:: TASK TO CARRY OUT ::
Each line of the material below that holds the word "Total" needs to be copied.

:: MATERIAL PROVIDED ::
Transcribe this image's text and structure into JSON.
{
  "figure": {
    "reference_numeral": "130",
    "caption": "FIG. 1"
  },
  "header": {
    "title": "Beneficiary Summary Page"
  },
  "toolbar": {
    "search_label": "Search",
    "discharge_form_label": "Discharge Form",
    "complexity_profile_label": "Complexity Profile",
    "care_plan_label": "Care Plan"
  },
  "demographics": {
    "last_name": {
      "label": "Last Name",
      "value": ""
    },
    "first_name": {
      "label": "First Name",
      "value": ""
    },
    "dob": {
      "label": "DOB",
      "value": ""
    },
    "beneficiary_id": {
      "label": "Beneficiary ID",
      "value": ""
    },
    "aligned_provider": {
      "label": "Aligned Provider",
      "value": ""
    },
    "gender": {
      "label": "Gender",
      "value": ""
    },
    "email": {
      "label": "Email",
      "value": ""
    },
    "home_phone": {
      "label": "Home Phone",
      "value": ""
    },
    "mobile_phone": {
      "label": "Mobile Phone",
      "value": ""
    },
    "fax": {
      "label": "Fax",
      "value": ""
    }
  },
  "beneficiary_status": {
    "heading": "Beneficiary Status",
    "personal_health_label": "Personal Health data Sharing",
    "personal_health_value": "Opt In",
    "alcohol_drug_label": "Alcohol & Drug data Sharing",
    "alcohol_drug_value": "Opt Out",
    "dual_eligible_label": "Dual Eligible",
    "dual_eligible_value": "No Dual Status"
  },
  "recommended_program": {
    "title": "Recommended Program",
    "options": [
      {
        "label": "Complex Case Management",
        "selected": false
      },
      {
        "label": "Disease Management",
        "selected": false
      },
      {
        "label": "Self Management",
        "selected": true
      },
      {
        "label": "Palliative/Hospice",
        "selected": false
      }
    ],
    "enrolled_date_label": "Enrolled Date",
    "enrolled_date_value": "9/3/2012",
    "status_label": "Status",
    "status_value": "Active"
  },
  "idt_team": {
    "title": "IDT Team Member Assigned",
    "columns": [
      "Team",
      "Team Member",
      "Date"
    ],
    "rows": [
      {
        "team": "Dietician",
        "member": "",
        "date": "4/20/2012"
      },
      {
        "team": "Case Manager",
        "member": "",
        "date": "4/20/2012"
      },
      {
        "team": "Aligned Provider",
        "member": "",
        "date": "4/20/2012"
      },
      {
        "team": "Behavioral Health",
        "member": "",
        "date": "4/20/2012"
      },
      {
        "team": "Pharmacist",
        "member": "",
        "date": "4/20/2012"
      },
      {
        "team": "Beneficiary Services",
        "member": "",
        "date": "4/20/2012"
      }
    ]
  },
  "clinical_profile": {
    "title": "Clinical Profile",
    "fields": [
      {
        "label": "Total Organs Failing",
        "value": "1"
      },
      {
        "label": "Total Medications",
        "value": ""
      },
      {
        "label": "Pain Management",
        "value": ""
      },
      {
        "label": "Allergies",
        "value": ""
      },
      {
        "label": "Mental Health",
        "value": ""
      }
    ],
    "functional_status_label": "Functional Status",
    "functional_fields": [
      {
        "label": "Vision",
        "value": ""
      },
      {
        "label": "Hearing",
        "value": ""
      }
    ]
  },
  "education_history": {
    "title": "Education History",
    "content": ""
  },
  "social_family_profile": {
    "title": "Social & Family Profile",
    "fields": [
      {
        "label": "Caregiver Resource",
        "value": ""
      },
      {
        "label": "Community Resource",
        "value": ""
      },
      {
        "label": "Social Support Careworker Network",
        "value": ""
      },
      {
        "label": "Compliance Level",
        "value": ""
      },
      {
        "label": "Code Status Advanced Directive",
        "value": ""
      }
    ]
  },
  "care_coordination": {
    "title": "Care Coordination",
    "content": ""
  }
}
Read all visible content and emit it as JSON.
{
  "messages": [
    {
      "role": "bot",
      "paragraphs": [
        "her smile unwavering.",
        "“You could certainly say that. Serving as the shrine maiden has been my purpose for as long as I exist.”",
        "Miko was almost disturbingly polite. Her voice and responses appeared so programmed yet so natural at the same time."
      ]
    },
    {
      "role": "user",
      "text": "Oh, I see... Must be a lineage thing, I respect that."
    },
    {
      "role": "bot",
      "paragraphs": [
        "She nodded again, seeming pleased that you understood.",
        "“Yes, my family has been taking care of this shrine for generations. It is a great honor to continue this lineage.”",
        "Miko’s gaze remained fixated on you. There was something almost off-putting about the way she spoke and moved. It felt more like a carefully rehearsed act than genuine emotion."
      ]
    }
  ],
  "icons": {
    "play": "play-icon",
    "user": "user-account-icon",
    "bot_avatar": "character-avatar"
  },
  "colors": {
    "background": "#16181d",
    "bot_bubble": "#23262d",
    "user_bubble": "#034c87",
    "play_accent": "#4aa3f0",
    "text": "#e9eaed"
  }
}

:: THE RESULT ::
        "label": "Total Organs Failing",
        "label": "Total Medications",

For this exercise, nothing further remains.